In the records below, tally every line containing "JSON". Report only the total.

» **Records supplied**:
** Start **

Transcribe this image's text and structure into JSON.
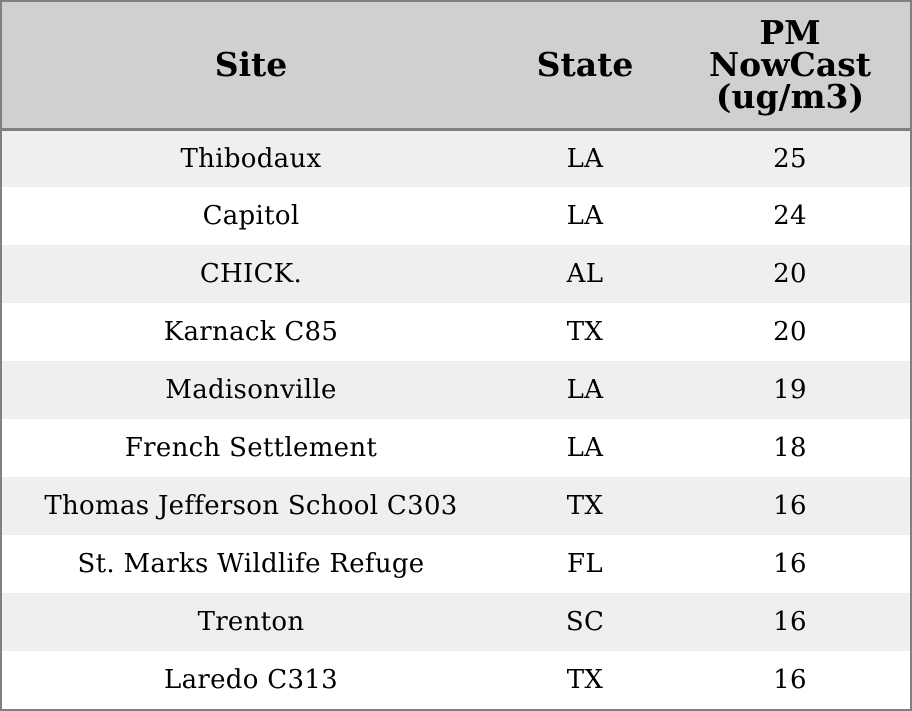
{
  "chart_data": {
    "type": "table",
    "columns": [
      "Site",
      "State",
      "PM NowCast (ug/m3)"
    ],
    "header": {
      "site": "Site",
      "state": "State",
      "pm_line1": "PM",
      "pm_line2": "NowCast",
      "pm_line3": "(ug/m3)"
    },
    "rows": [
      {
        "site": "Thibodaux",
        "state": "LA",
        "pm": "25"
      },
      {
        "site": "Capitol",
        "state": "LA",
        "pm": "24"
      },
      {
        "site": "CHICK.",
        "state": "AL",
        "pm": "20"
      },
      {
        "site": "Karnack C85",
        "state": "TX",
        "pm": "20"
      },
      {
        "site": "Madisonville",
        "state": "LA",
        "pm": "19"
      },
      {
        "site": "French Settlement",
        "state": "LA",
        "pm": "18"
      },
      {
        "site": "Thomas Jefferson School C303",
        "state": "TX",
        "pm": "16"
      },
      {
        "site": "St. Marks Wildlife Refuge",
        "state": "FL",
        "pm": "16"
      },
      {
        "site": "Trenton",
        "state": "SC",
        "pm": "16"
      },
      {
        "site": "Laredo C313",
        "state": "TX",
        "pm": "16"
      }
    ]
  },
  "colors": {
    "header_bg": "#d0d0d0",
    "odd_row_bg": "#efefef",
    "even_row_bg": "#ffffff",
    "border": "#808080"
  }
}
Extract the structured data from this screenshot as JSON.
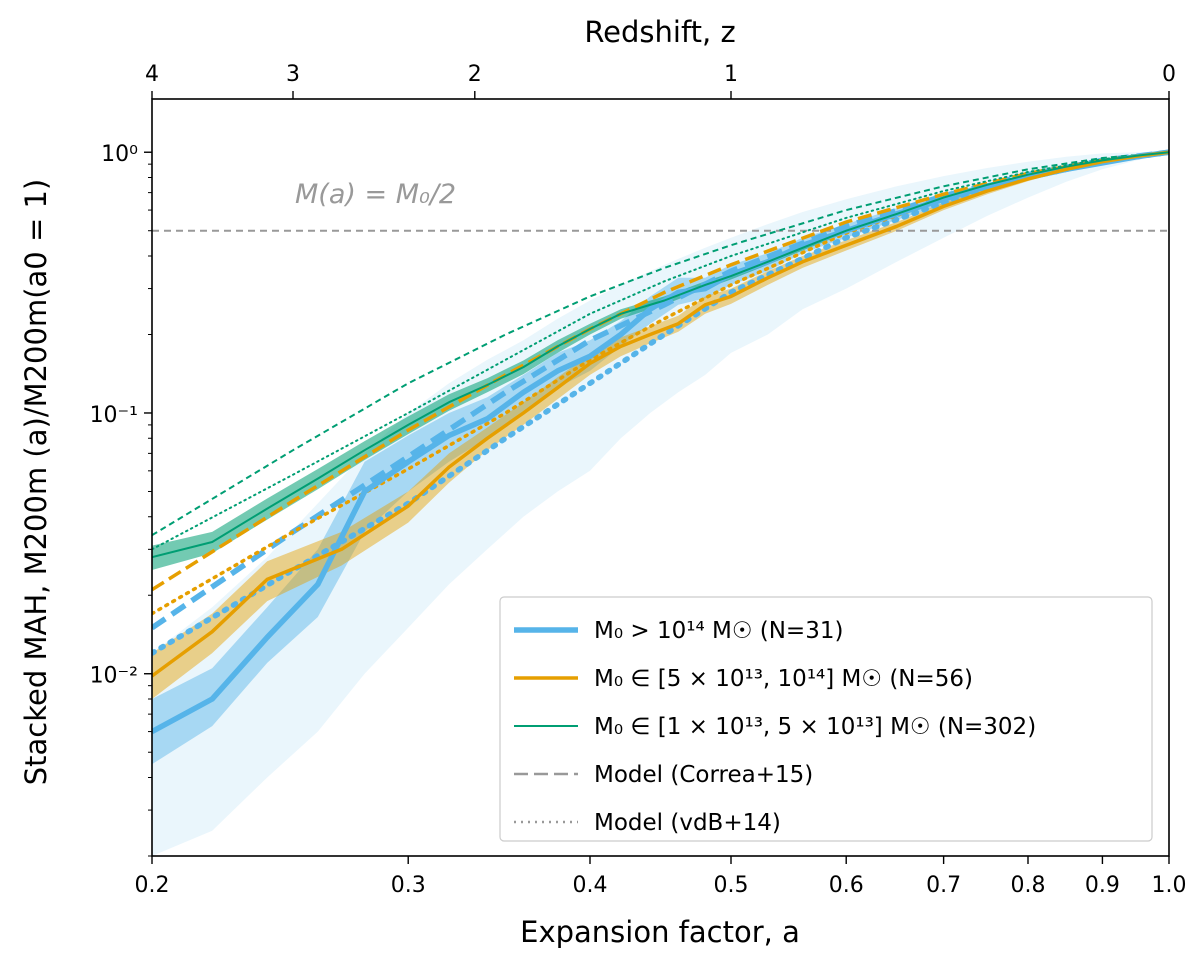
{
  "chart_data": {
    "type": "line",
    "xlabel": "Expansion factor, a",
    "ylabel": "Stacked MAH, M200m (a)/M200m(a0 = 1)",
    "top_xlabel": "Redshift, z",
    "xscale": "log",
    "yscale": "log",
    "xlim": [
      0.2,
      1.0
    ],
    "ylim": [
      0.002,
      1.6
    ],
    "xticks": [
      0.2,
      0.3,
      0.4,
      0.5,
      0.6,
      0.7,
      0.8,
      0.9,
      1.0
    ],
    "xtick_labels": [
      "0.2",
      "0.3",
      "0.4",
      "0.5",
      "0.6",
      "0.7",
      "0.8",
      "0.9",
      "1.0"
    ],
    "top_ticks_z": [
      4,
      3,
      2,
      1,
      0
    ],
    "top_tick_labels": [
      "4",
      "3",
      "2",
      "1",
      "0"
    ],
    "yticks": [
      0.01,
      0.1,
      1.0
    ],
    "ytick_labels": [
      "10⁻²",
      "10⁻¹",
      "10⁰"
    ],
    "grid": false,
    "legend_position": "lower-right",
    "annotation": {
      "text": "M(a) = M₀/2",
      "y": 0.5
    },
    "legend": [
      {
        "label": "M₀ > 10¹⁴ M☉ (N=31)",
        "color": "#56B4E9",
        "style": "solid"
      },
      {
        "label": "M₀ ∈ [5 × 10¹³, 10¹⁴] M☉ (N=56)",
        "color": "#E69F00",
        "style": "solid"
      },
      {
        "label": "M₀ ∈ [1 × 10¹³, 5 × 10¹³] M☉ (N=302)",
        "color": "#009E73",
        "style": "solid"
      },
      {
        "label": "Model (Correa+15)",
        "color": "#999999",
        "style": "dashed"
      },
      {
        "label": "Model (vdB+14)",
        "color": "#999999",
        "style": "dotted"
      }
    ],
    "series": [
      {
        "color": "#56B4E9",
        "x": [
          0.2,
          0.22,
          0.24,
          0.26,
          0.28,
          0.3,
          0.32,
          0.34,
          0.36,
          0.38,
          0.4,
          0.42,
          0.44,
          0.46,
          0.48,
          0.5,
          0.53,
          0.56,
          0.6,
          0.65,
          0.7,
          0.75,
          0.8,
          0.85,
          0.9,
          0.95,
          1.0
        ],
        "median": [
          0.006,
          0.008,
          0.0138,
          0.022,
          0.05,
          0.065,
          0.082,
          0.095,
          0.12,
          0.145,
          0.165,
          0.2,
          0.25,
          0.29,
          0.3,
          0.34,
          0.38,
          0.44,
          0.5,
          0.58,
          0.66,
          0.74,
          0.8,
          0.86,
          0.91,
          0.96,
          1.0
        ],
        "band_low": [
          0.0045,
          0.0063,
          0.011,
          0.0165,
          0.035,
          0.05,
          0.065,
          0.08,
          0.1,
          0.125,
          0.145,
          0.18,
          0.22,
          0.26,
          0.275,
          0.31,
          0.35,
          0.41,
          0.47,
          0.55,
          0.63,
          0.71,
          0.78,
          0.84,
          0.895,
          0.95,
          1.0
        ],
        "band_high": [
          0.008,
          0.0105,
          0.018,
          0.03,
          0.065,
          0.082,
          0.1,
          0.115,
          0.14,
          0.17,
          0.19,
          0.225,
          0.28,
          0.33,
          0.33,
          0.37,
          0.41,
          0.47,
          0.53,
          0.61,
          0.69,
          0.76,
          0.82,
          0.875,
          0.925,
          0.97,
          1.0
        ],
        "scatter_low": [
          0.002,
          0.0025,
          0.004,
          0.006,
          0.01,
          0.015,
          0.022,
          0.03,
          0.04,
          0.05,
          0.06,
          0.08,
          0.1,
          0.12,
          0.14,
          0.17,
          0.2,
          0.25,
          0.3,
          0.38,
          0.47,
          0.57,
          0.67,
          0.77,
          0.86,
          0.93,
          1.0
        ],
        "scatter_high": [
          0.012,
          0.018,
          0.028,
          0.045,
          0.07,
          0.1,
          0.13,
          0.16,
          0.19,
          0.23,
          0.27,
          0.31,
          0.35,
          0.39,
          0.43,
          0.47,
          0.53,
          0.59,
          0.66,
          0.74,
          0.81,
          0.87,
          0.92,
          0.96,
          0.99,
          1.0,
          1.0
        ],
        "correa_x": [
          0.2,
          0.25,
          0.3,
          0.35,
          0.4,
          0.45,
          0.5,
          0.6,
          0.7,
          0.8,
          0.9,
          1.0
        ],
        "correa": [
          0.015,
          0.035,
          0.068,
          0.12,
          0.19,
          0.26,
          0.35,
          0.52,
          0.68,
          0.82,
          0.93,
          1.0
        ],
        "vdb_x": [
          0.2,
          0.25,
          0.3,
          0.35,
          0.4,
          0.45,
          0.5,
          0.6,
          0.7,
          0.8,
          0.9,
          1.0
        ],
        "vdb": [
          0.012,
          0.025,
          0.045,
          0.08,
          0.13,
          0.2,
          0.29,
          0.47,
          0.64,
          0.8,
          0.92,
          1.0
        ]
      },
      {
        "color": "#E69F00",
        "x": [
          0.2,
          0.22,
          0.24,
          0.27,
          0.3,
          0.32,
          0.34,
          0.36,
          0.38,
          0.4,
          0.42,
          0.44,
          0.46,
          0.48,
          0.5,
          0.53,
          0.56,
          0.6,
          0.65,
          0.7,
          0.75,
          0.8,
          0.85,
          0.9,
          0.95,
          1.0
        ],
        "median": [
          0.0098,
          0.0145,
          0.023,
          0.03,
          0.044,
          0.062,
          0.08,
          0.1,
          0.125,
          0.155,
          0.18,
          0.2,
          0.22,
          0.26,
          0.28,
          0.33,
          0.38,
          0.44,
          0.52,
          0.62,
          0.71,
          0.79,
          0.86,
          0.92,
          0.965,
          1.0
        ],
        "band_low": [
          0.008,
          0.012,
          0.019,
          0.026,
          0.038,
          0.054,
          0.072,
          0.09,
          0.113,
          0.14,
          0.165,
          0.185,
          0.205,
          0.24,
          0.262,
          0.31,
          0.36,
          0.42,
          0.5,
          0.6,
          0.69,
          0.775,
          0.85,
          0.91,
          0.96,
          1.0
        ],
        "band_high": [
          0.012,
          0.017,
          0.027,
          0.035,
          0.05,
          0.07,
          0.088,
          0.11,
          0.137,
          0.168,
          0.195,
          0.215,
          0.236,
          0.28,
          0.3,
          0.35,
          0.4,
          0.46,
          0.54,
          0.64,
          0.73,
          0.805,
          0.87,
          0.93,
          0.97,
          1.0
        ],
        "correa_x": [
          0.2,
          0.25,
          0.3,
          0.35,
          0.4,
          0.45,
          0.5,
          0.6,
          0.7,
          0.8,
          0.9,
          1.0
        ],
        "correa": [
          0.021,
          0.046,
          0.086,
          0.14,
          0.21,
          0.29,
          0.37,
          0.54,
          0.69,
          0.83,
          0.93,
          1.0
        ],
        "vdb_x": [
          0.2,
          0.25,
          0.3,
          0.35,
          0.4,
          0.45,
          0.5,
          0.6,
          0.7,
          0.8,
          0.9,
          1.0
        ],
        "vdb": [
          0.017,
          0.035,
          0.061,
          0.1,
          0.16,
          0.23,
          0.31,
          0.49,
          0.66,
          0.81,
          0.93,
          1.0
        ]
      },
      {
        "color": "#009E73",
        "x": [
          0.2,
          0.22,
          0.24,
          0.26,
          0.28,
          0.3,
          0.32,
          0.34,
          0.36,
          0.38,
          0.4,
          0.42,
          0.45,
          0.48,
          0.5,
          0.53,
          0.56,
          0.6,
          0.65,
          0.7,
          0.75,
          0.8,
          0.85,
          0.9,
          0.95,
          1.0
        ],
        "median": [
          0.028,
          0.032,
          0.043,
          0.056,
          0.072,
          0.09,
          0.11,
          0.128,
          0.15,
          0.18,
          0.21,
          0.24,
          0.27,
          0.31,
          0.335,
          0.38,
          0.43,
          0.5,
          0.58,
          0.67,
          0.75,
          0.82,
          0.88,
          0.93,
          0.97,
          1.0
        ],
        "band_low": [
          0.025,
          0.029,
          0.039,
          0.051,
          0.066,
          0.083,
          0.102,
          0.12,
          0.141,
          0.17,
          0.2,
          0.23,
          0.26,
          0.3,
          0.325,
          0.37,
          0.42,
          0.49,
          0.57,
          0.66,
          0.74,
          0.815,
          0.875,
          0.925,
          0.967,
          1.0
        ],
        "band_high": [
          0.031,
          0.035,
          0.047,
          0.061,
          0.078,
          0.097,
          0.118,
          0.136,
          0.159,
          0.19,
          0.22,
          0.25,
          0.28,
          0.32,
          0.345,
          0.39,
          0.44,
          0.51,
          0.59,
          0.68,
          0.76,
          0.825,
          0.885,
          0.935,
          0.973,
          1.0
        ],
        "correa_x": [
          0.2,
          0.25,
          0.3,
          0.35,
          0.4,
          0.45,
          0.5,
          0.6,
          0.7,
          0.8,
          0.9,
          1.0
        ],
        "correa": [
          0.034,
          0.072,
          0.13,
          0.2,
          0.28,
          0.36,
          0.44,
          0.6,
          0.74,
          0.86,
          0.95,
          1.0
        ],
        "vdb_x": [
          0.2,
          0.25,
          0.3,
          0.35,
          0.4,
          0.45,
          0.5,
          0.6,
          0.7,
          0.8,
          0.9,
          1.0
        ],
        "vdb": [
          0.03,
          0.058,
          0.1,
          0.16,
          0.24,
          0.32,
          0.4,
          0.56,
          0.71,
          0.84,
          0.94,
          1.0
        ]
      }
    ]
  }
}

** End **

» **Full response**: 2